DIRECTIONS: Extract each line holding the word "after" from the entries.

(Extracted data entries)
[start]

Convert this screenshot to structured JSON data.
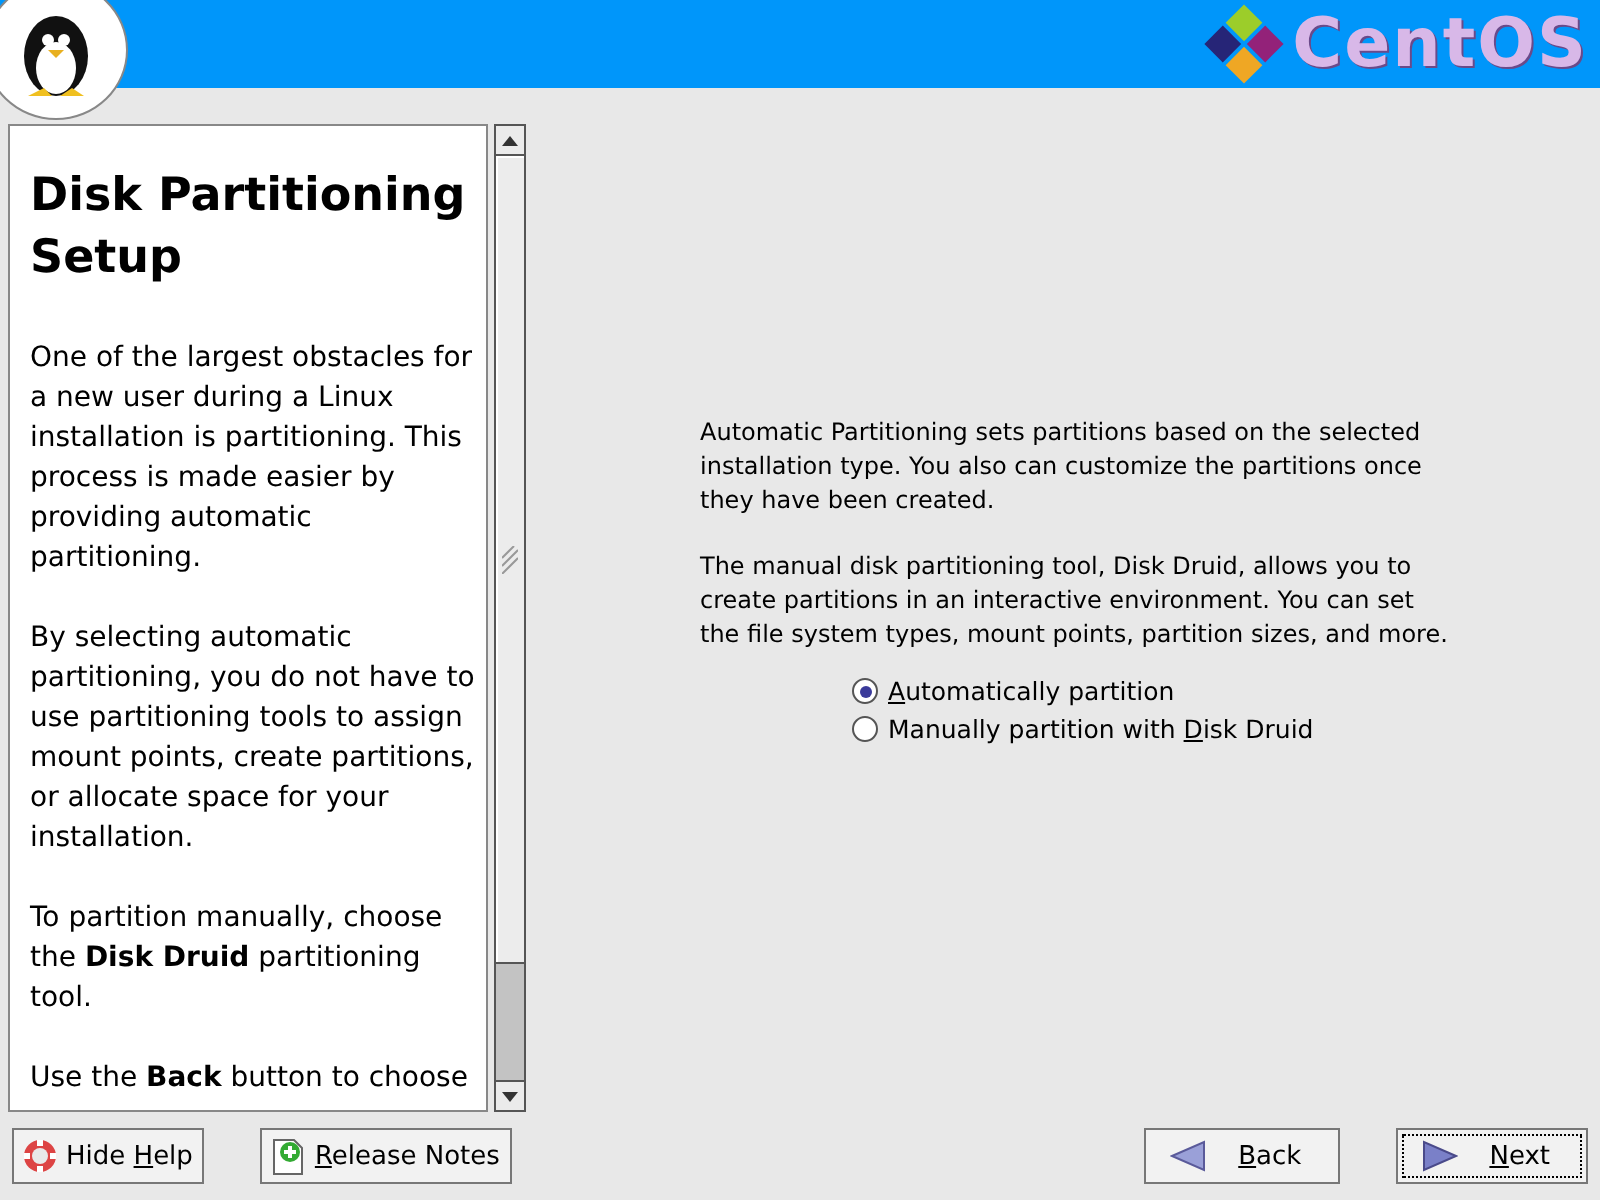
{
  "header": {
    "brand": "CentOS"
  },
  "help": {
    "title": "Disk Partitioning Setup",
    "paragraphs": [
      "One of the largest obstacles for a new user during a Linux installation is partitioning. This process is made easier by providing automatic partitioning.",
      "By selecting automatic partitioning, you do not have to use partitioning tools to assign mount points, create partitions, or allocate space for your installation.",
      "To partition manually, choose the **Disk Druid** partitioning tool.",
      "Use the **Back** button to choose"
    ]
  },
  "content": {
    "paragraphs": [
      "Automatic Partitioning sets partitions based on the selected installation type. You also can customize the partitions once they have been created.",
      "The manual disk partitioning tool, Disk Druid, allows you to create partitions in an interactive environment. You can set the file system types, mount points, partition sizes, and more."
    ],
    "options": [
      {
        "key": "A",
        "after": "utomatically partition",
        "selected": true
      },
      {
        "before": "Manually partition with ",
        "key": "D",
        "after": "isk Druid",
        "selected": false
      }
    ]
  },
  "buttons": [
    {
      "kind": "help",
      "before": "Hide ",
      "key": "H",
      "after": "elp",
      "focused": false
    },
    {
      "kind": "notes",
      "key": "R",
      "after": "elease Notes",
      "focused": false
    },
    {
      "kind": "back",
      "key": "B",
      "after": "ack",
      "focused": false
    },
    {
      "kind": "next",
      "key": "N",
      "after": "ext",
      "focused": true
    }
  ]
}
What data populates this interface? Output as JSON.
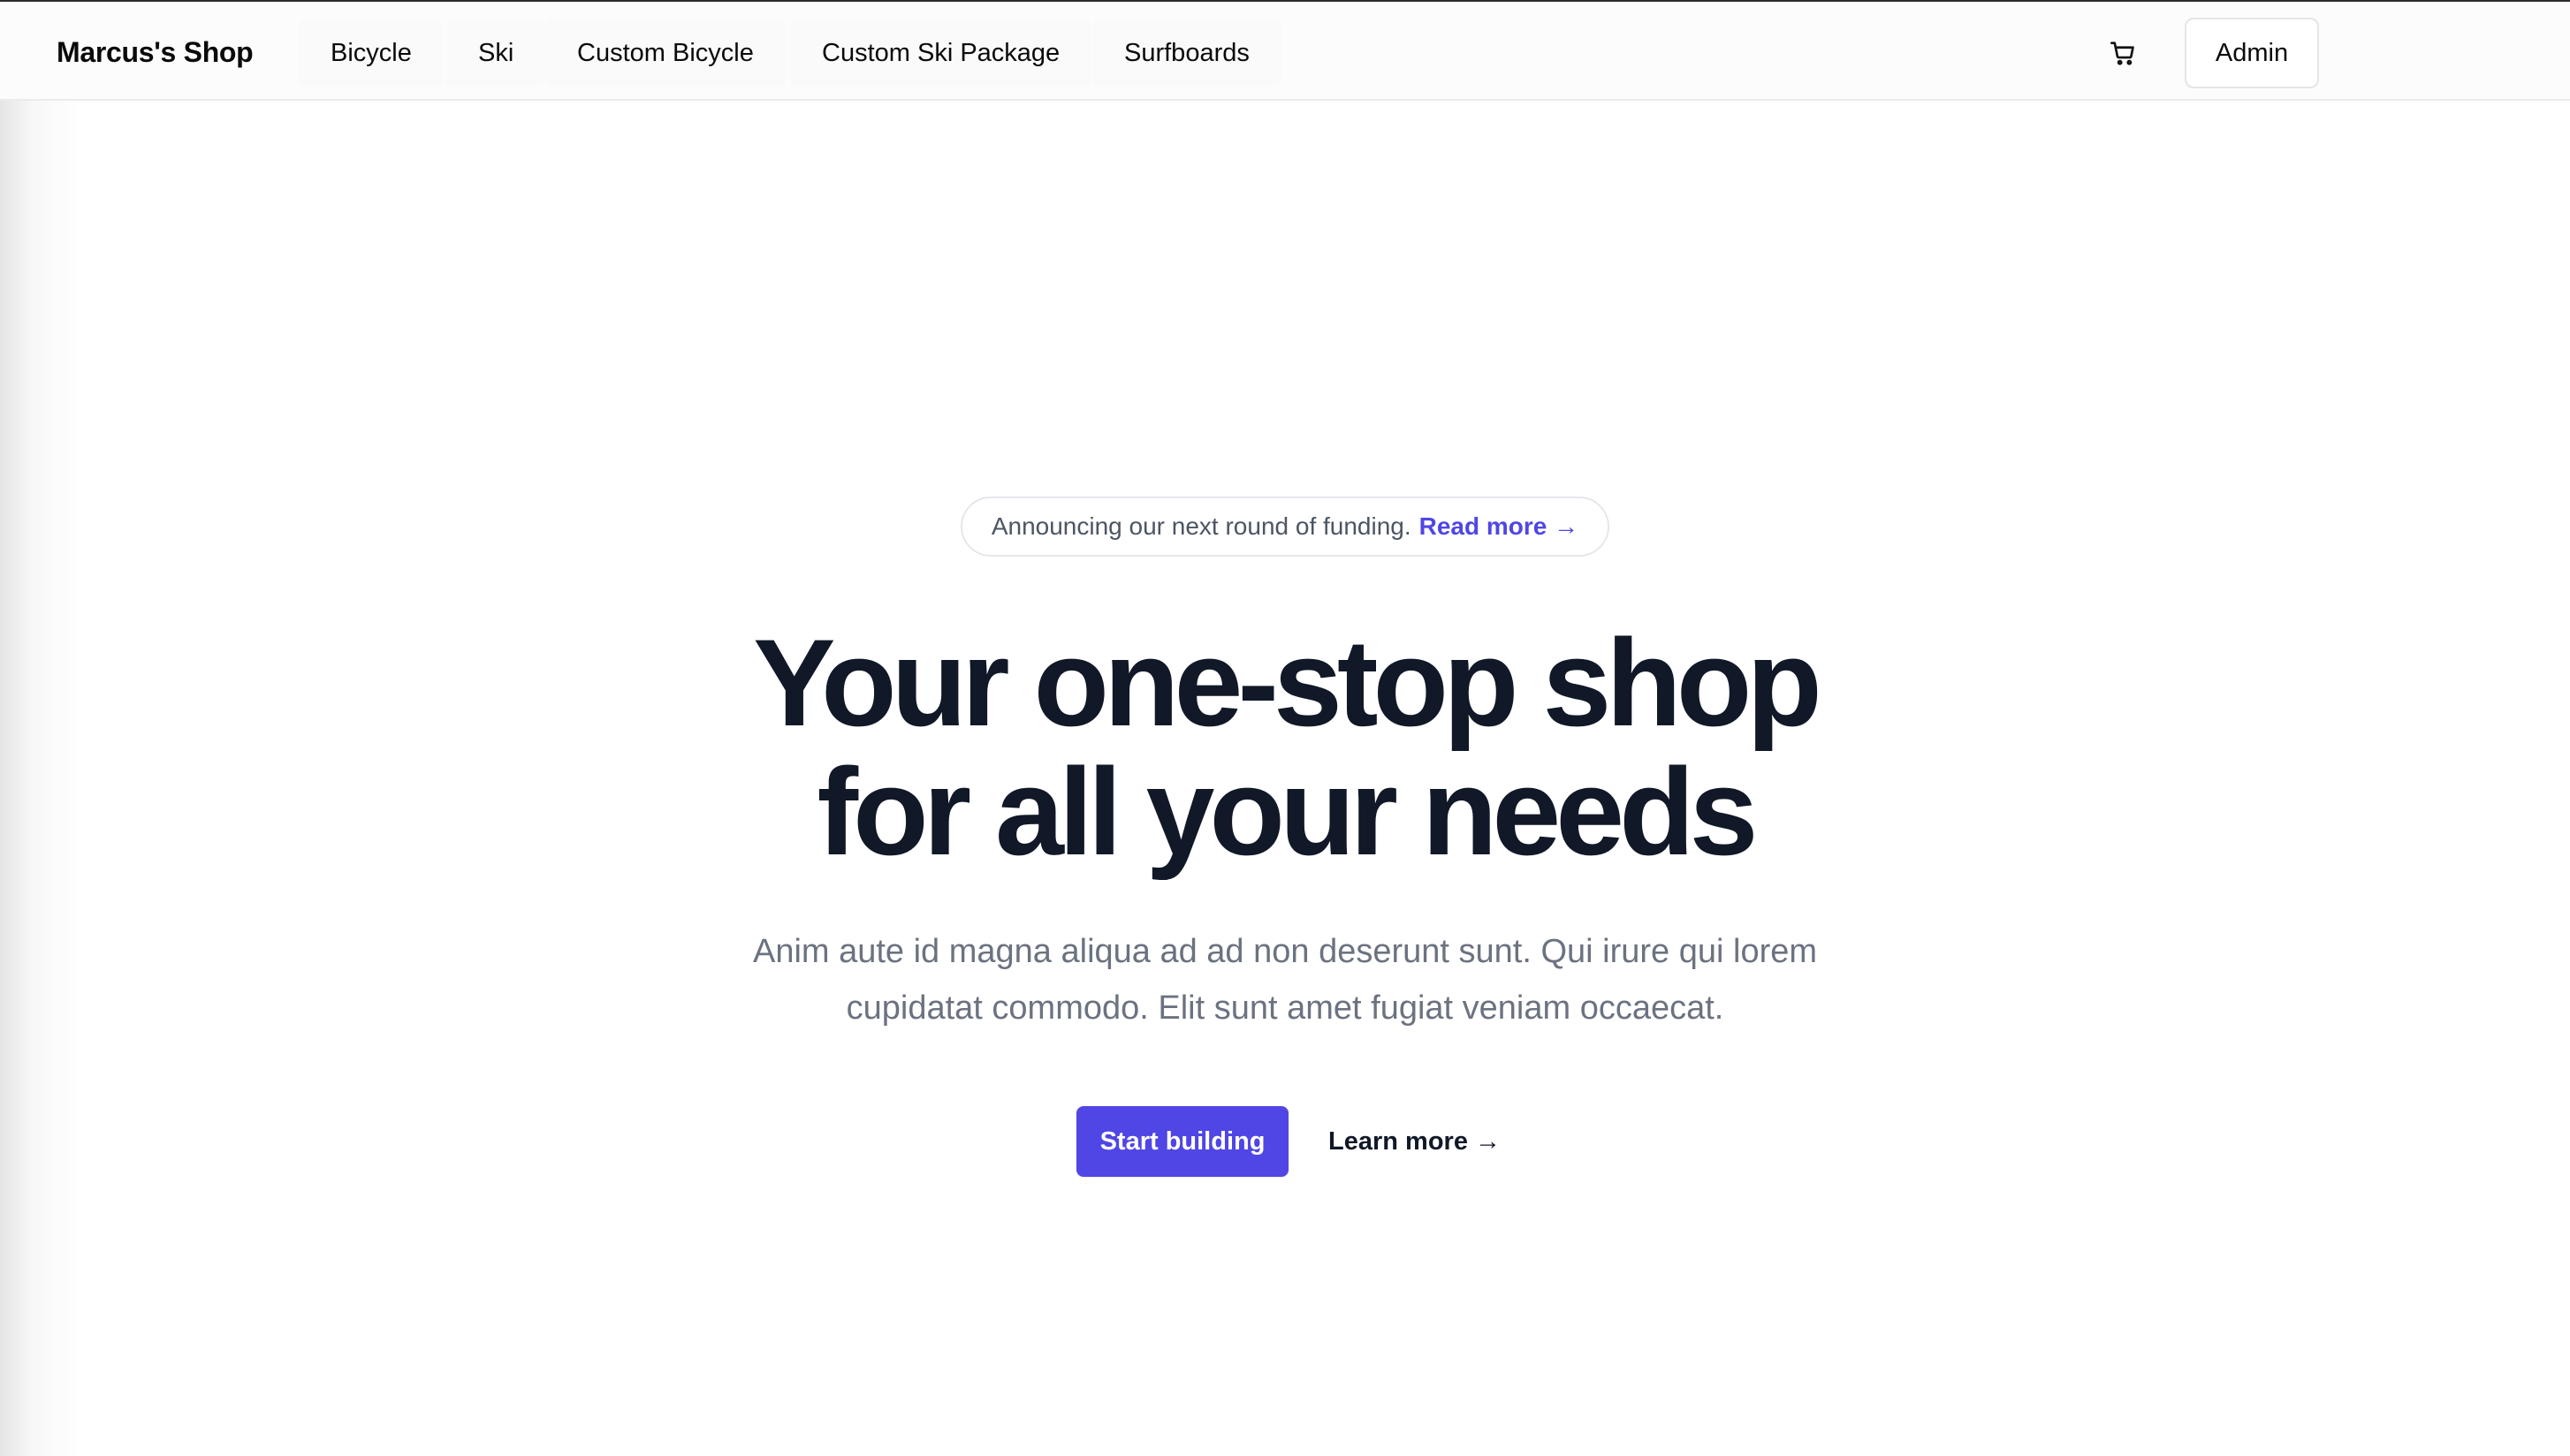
{
  "header": {
    "brand": "Marcus's Shop",
    "nav": [
      {
        "label": "Bicycle"
      },
      {
        "label": "Ski"
      },
      {
        "label": "Custom Bicycle"
      },
      {
        "label": "Custom Ski Package"
      },
      {
        "label": "Surfboards"
      }
    ],
    "cart_icon": "shopping-cart-icon",
    "admin_label": "Admin"
  },
  "hero": {
    "announcement": {
      "text": "Announcing our next round of funding.",
      "link_label": "Read more →"
    },
    "title_lines": [
      "Your one-stop shop",
      "for all your needs"
    ],
    "subtitle_lines": [
      "Anim aute id magna aliqua ad ad non deserunt sunt. Qui irure qui lorem",
      "cupidatat commodo. Elit sunt amet fugiat veniam occaecat."
    ],
    "primary_cta": "Start building",
    "secondary_cta": "Learn more →"
  },
  "colors": {
    "accent": "#4f46e5",
    "heading": "#111827",
    "muted_text": "#6b7280",
    "background": "#ffffff"
  }
}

[end]

WORKED SOLUTION:
        "after": "utomatically partition",
        "after": "isk Druid",
      "after": "elp",
      "after": "elease Notes",
      "after": "ack",
      "after": "ext",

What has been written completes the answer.